= Brief =
In full and without deviation, write out the entries that follow.

= Dataset records =
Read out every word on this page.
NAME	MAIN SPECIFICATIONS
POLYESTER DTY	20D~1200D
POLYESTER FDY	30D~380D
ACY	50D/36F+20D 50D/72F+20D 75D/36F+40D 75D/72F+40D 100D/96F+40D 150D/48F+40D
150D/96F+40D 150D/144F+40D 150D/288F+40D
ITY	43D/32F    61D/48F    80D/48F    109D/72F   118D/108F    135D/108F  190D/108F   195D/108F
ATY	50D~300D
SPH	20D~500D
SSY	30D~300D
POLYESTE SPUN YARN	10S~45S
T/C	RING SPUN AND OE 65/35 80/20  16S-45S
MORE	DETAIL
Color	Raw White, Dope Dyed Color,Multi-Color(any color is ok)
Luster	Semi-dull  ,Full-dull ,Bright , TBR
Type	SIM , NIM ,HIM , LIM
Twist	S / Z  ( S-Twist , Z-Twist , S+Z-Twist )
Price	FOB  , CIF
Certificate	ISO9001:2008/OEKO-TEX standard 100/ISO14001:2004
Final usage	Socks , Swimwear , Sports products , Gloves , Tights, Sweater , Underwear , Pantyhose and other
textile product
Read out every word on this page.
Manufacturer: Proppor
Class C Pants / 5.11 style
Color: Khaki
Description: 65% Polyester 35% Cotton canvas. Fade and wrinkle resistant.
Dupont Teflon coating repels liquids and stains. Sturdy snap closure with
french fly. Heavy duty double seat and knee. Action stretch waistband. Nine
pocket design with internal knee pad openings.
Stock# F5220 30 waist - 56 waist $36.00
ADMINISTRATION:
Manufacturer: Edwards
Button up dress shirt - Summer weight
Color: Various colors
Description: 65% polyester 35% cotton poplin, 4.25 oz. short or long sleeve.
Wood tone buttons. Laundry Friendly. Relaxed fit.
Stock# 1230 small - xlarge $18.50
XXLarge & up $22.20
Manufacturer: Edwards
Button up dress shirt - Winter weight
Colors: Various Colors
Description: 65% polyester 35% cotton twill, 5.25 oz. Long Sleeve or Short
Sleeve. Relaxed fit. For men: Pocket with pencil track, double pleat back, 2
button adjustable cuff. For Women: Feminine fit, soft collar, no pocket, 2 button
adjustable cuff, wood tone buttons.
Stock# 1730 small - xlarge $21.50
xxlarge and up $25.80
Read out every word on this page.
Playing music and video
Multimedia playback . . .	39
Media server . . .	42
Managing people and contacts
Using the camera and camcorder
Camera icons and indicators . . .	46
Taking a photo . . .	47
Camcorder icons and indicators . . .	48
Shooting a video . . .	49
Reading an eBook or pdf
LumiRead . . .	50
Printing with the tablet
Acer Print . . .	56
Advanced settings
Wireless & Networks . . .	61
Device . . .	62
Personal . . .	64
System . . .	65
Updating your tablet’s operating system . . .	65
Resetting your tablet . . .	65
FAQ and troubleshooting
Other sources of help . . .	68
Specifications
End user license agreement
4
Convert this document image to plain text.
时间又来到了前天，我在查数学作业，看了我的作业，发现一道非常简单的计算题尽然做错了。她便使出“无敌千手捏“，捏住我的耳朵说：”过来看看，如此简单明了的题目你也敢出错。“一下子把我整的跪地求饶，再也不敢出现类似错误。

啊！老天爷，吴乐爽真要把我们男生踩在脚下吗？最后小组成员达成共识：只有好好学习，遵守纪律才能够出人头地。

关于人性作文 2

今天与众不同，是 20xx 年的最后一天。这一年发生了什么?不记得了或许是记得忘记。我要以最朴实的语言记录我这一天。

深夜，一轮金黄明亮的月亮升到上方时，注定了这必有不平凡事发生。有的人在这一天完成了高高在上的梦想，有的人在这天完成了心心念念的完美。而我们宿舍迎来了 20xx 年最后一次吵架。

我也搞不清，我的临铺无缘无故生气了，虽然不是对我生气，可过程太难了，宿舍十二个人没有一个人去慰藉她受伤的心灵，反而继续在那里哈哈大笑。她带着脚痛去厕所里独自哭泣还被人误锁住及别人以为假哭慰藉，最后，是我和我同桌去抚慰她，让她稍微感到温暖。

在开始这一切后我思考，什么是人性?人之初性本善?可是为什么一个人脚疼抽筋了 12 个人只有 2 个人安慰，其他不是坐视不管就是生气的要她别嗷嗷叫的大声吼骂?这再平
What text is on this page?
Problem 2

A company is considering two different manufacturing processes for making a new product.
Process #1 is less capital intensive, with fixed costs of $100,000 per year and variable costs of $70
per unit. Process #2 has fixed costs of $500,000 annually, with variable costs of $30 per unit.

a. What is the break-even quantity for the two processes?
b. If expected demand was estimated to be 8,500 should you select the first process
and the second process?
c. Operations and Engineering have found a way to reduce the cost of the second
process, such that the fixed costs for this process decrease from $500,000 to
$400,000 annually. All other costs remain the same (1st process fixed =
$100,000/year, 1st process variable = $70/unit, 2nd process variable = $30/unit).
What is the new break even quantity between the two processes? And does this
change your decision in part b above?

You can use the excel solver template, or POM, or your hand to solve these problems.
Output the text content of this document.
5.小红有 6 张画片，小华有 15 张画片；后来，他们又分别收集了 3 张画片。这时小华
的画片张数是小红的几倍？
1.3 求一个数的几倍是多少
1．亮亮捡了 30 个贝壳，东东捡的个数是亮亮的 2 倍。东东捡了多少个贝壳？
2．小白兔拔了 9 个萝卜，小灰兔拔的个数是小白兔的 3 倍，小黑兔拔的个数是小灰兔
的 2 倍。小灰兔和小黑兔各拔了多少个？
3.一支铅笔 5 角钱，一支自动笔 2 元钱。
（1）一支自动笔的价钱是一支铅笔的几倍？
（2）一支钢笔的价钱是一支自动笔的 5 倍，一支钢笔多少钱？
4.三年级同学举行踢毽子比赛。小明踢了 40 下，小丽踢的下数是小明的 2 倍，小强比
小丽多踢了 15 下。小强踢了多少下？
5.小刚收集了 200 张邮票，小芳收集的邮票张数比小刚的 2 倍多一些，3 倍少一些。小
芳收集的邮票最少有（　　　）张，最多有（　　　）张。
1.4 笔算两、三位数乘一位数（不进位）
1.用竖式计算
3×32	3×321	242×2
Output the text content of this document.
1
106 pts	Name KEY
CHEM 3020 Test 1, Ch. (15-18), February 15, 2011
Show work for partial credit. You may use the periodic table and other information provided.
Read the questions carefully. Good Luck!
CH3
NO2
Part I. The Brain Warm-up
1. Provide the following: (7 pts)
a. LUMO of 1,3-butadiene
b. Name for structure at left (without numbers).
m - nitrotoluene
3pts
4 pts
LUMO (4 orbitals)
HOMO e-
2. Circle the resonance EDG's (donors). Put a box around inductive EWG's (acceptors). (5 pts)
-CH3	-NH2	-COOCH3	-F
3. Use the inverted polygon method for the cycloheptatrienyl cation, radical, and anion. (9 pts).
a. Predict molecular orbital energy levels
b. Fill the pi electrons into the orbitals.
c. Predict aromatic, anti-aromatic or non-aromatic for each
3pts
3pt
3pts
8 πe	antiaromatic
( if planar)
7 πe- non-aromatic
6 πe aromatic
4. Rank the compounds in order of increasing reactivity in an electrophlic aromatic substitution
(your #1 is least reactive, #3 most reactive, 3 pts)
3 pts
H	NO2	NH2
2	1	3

= Solution for this exercise =
Read out every word on this page.
NAME	MAIN SPECIFICATIONS
POLYESTER DTY	20D~1200D
POLYESTER FDY	30D~380D
ACY	50D/36F+20D 50D/72F+20D 75D/36F+40D 75D/72F+40D 100D/96F+40D 150D/48F+40D
150D/96F+40D 150D/144F+40D 150D/288F+40D
ITY	43D/32F    61D/48F    80D/48F    109D/72F   118D/108F    135D/108F  190D/108F   195D/108F
ATY	50D~300D
SPH	20D~500D
SSY	30D~300D
POLYESTE SPUN YARN	10S~45S
T/C	RING SPUN AND OE 65/35 80/20  16S-45S
MORE	DETAIL
Color	Raw White, Dope Dyed Color,Multi-Color(any color is ok)
Luster	Semi-dull  ,Full-dull ,Bright , TBR
Type	SIM , NIM ,HIM , LIM
Twist	S / Z  ( S-Twist , Z-Twist , S+Z-Twist )
Price	FOB  , CIF
Certificate	ISO9001:2008/OEKO-TEX standard 100/ISO14001:2004
Final usage	Socks , Swimwear , Sports products , Gloves , Tights, Sweater , Underwear , Pantyhose and other
textile product
Read out every word on this page.
Manufacturer: Proppor
Class C Pants / 5.11 style
Color: Khaki
Description: 65% Polyester 35% Cotton canvas. Fade and wrinkle resistant.
Dupont Teflon coating repels liquids and stains. Sturdy snap closure with
french fly. Heavy duty double seat and knee. Action stretch waistband. Nine
pocket design with internal knee pad openings.
Stock# F5220 30 waist - 56 waist $36.00
ADMINISTRATION:
Manufacturer: Edwards
Button up dress shirt - Summer weight
Color: Various colors
Description: 65% polyester 35% cotton poplin, 4.25 oz. short or long sleeve.
Wood tone buttons. Laundry Friendly. Relaxed fit.
Stock# 1230 small - xlarge $18.50
XXLarge & up $22.20
Manufacturer: Edwards
Button up dress shirt - Winter weight
Colors: Various Colors
Description: 65% polyester 35% cotton twill, 5.25 oz. Long Sleeve or Short
Sleeve. Relaxed fit. For men: Pocket with pencil track, double pleat back, 2
button adjustable cuff. For Women: Feminine fit, soft collar, no pocket, 2 button
adjustable cuff, wood tone buttons.
Stock# 1730 small - xlarge $21.50
xxlarge and up $25.80
Read out every word on this page.
Playing music and video
Multimedia playback . . .	39
Media server . . .	42
Managing people and contacts
Using the camera and camcorder
Camera icons and indicators . . .	46
Taking a photo . . .	47
Camcorder icons and indicators . . .	48
Shooting a video . . .	49
Reading an eBook or pdf
LumiRead . . .	50
Printing with the tablet
Acer Print . . .	56
Advanced settings
Wireless & Networks . . .	61
Device . . .	62
Personal . . .	64
System . . .	65
Updating your tablet’s operating system . . .	65
Resetting your tablet . . .	65
FAQ and troubleshooting
Other sources of help . . .	68
Specifications
End user license agreement
4
Convert this document image to plain text.
时间又来到了前天，我在查数学作业，看了我的作业，发现一道非常简单的计算题尽然做错了。她便使出“无敌千手捏“，捏住我的耳朵说：”过来看看，如此简单明了的题目你也敢出错。“一下子把我整的跪地求饶，再也不敢出现类似错误。

啊！老天爷，吴乐爽真要把我们男生踩在脚下吗？最后小组成员达成共识：只有好好学习，遵守纪律才能够出人头地。

关于人性作文 2

今天与众不同，是 20xx 年的最后一天。这一年发生了什么?不记得了或许是记得忘记。我要以最朴实的语言记录我这一天。

深夜，一轮金黄明亮的月亮升到上方时，注定了这必有不平凡事发生。有的人在这一天完成了高高在上的梦想，有的人在这天完成了心心念念的完美。而我们宿舍迎来了 20xx 年最后一次吵架。

我也搞不清，我的临铺无缘无故生气了，虽然不是对我生气，可过程太难了，宿舍十二个人没有一个人去慰藉她受伤的心灵，反而继续在那里哈哈大笑。她带着脚痛去厕所里独自哭泣还被人误锁住及别人以为假哭慰藉，最后，是我和我同桌去抚慰她，让她稍微感到温暖。

在开始这一切后我思考，什么是人性?人之初性本善?可是为什么一个人脚疼抽筋了 12 个人只有 2 个人安慰，其他不是坐视不管就是生气的要她别嗷嗷叫的大声吼骂?这再平
What text is on this page?
Problem 2

A company is considering two different manufacturing processes for making a new product.
Process #1 is less capital intensive, with fixed costs of $100,000 per year and variable costs of $70
per unit. Process #2 has fixed costs of $500,000 annually, with variable costs of $30 per unit.

a. What is the break-even quantity for the two processes?
b. If expected demand was estimated to be 8,500 should you select the first process
and the second process?
c. Operations and Engineering have found a way to reduce the cost of the second
process, such that the fixed costs for this process decrease from $500,000 to
$400,000 annually. All other costs remain the same (1st process fixed =
$100,000/year, 1st process variable = $70/unit, 2nd process variable = $30/unit).
What is the new break even quantity between the two processes? And does this
change your decision in part b above?

You can use the excel solver template, or POM, or your hand to solve these problems.
Output the text content of this document.
5.小红有 6 张画片，小华有 15 张画片；后来，他们又分别收集了 3 张画片。这时小华
的画片张数是小红的几倍？
1.3 求一个数的几倍是多少
1．亮亮捡了 30 个贝壳，东东捡的个数是亮亮的 2 倍。东东捡了多少个贝壳？
2．小白兔拔了 9 个萝卜，小灰兔拔的个数是小白兔的 3 倍，小黑兔拔的个数是小灰兔
的 2 倍。小灰兔和小黑兔各拔了多少个？
3.一支铅笔 5 角钱，一支自动笔 2 元钱。
（1）一支自动笔的价钱是一支铅笔的几倍？
（2）一支钢笔的价钱是一支自动笔的 5 倍，一支钢笔多少钱？
4.三年级同学举行踢毽子比赛。小明踢了 40 下，小丽踢的下数是小明的 2 倍，小强比
小丽多踢了 15 下。小强踢了多少下？
5.小刚收集了 200 张邮票，小芳收集的邮票张数比小刚的 2 倍多一些，3 倍少一些。小
芳收集的邮票最少有（　　　）张，最多有（　　　）张。
1.4 笔算两、三位数乘一位数（不进位）
1.用竖式计算
3×32	3×321	242×2
Output the text content of this document.
1
106 pts	Name KEY
CHEM 3020 Test 1, Ch. (15-18), February 15, 2011
Show work for partial credit. You may use the periodic table and other information provided.
Read the questions carefully. Good Luck!
CH3
NO2
Part I. The Brain Warm-up
1. Provide the following: (7 pts)
a. LUMO of 1,3-butadiene
b. Name for structure at left (without numbers).
m - nitrotoluene
3pts
4 pts
LUMO (4 orbitals)
HOMO e-
2. Circle the resonance EDG's (donors). Put a box around inductive EWG's (acceptors). (5 pts)
-CH3	-NH2	-COOCH3	-F
3. Use the inverted polygon method for the cycloheptatrienyl cation, radical, and anion. (9 pts).
a. Predict molecular orbital energy levels
b. Fill the pi electrons into the orbitals.
c. Predict aromatic, anti-aromatic or non-aromatic for each
3pts
3pt
3pts
8 πe	antiaromatic
( if planar)
7 πe- non-aromatic
6 πe aromatic
4. Rank the compounds in order of increasing reactivity in an electrophlic aromatic substitution
(your #1 is least reactive, #3 most reactive, 3 pts)
3 pts
H	NO2	NH2
2	1	3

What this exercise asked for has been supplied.